> _Aim of the exercise_
Collect all lines from the records below that include the word "values".

··· Data for the task ···

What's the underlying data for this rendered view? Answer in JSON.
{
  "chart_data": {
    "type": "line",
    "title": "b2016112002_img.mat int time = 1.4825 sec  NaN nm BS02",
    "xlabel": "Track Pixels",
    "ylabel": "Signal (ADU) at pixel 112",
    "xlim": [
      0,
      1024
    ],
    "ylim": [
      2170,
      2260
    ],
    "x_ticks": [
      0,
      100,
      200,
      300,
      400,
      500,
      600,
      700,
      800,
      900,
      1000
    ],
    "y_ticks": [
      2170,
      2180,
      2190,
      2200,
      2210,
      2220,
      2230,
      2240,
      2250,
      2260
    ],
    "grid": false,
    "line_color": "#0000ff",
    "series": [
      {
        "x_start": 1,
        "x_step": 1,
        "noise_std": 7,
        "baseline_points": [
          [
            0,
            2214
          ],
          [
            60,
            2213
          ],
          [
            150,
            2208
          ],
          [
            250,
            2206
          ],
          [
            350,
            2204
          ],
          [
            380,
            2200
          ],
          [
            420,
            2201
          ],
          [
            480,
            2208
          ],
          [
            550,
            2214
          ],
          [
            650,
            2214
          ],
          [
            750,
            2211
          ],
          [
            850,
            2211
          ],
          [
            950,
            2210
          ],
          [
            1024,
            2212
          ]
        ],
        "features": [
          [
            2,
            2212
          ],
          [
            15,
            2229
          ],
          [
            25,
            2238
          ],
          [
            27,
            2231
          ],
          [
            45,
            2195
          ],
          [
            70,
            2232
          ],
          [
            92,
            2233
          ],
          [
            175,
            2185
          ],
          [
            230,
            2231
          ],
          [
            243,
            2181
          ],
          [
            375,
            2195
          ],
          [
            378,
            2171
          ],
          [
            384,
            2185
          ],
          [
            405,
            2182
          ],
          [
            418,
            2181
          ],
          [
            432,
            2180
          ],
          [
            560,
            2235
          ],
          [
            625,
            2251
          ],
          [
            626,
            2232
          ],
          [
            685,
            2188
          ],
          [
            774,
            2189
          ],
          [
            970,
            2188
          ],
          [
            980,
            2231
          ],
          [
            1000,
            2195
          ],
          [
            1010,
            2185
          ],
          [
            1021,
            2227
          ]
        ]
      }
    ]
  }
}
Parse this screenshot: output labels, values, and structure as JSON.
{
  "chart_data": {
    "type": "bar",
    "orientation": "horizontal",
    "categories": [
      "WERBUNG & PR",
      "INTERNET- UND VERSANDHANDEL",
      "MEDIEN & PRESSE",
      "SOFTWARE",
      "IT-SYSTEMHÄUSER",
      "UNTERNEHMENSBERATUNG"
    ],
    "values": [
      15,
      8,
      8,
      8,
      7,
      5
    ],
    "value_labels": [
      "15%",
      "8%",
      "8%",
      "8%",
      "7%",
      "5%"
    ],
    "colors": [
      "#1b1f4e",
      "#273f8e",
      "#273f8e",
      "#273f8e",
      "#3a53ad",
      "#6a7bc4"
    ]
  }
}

···

> _Answer for this exercise_
Parse this screenshot: output labels, values, and structure as JSON.
    "values": [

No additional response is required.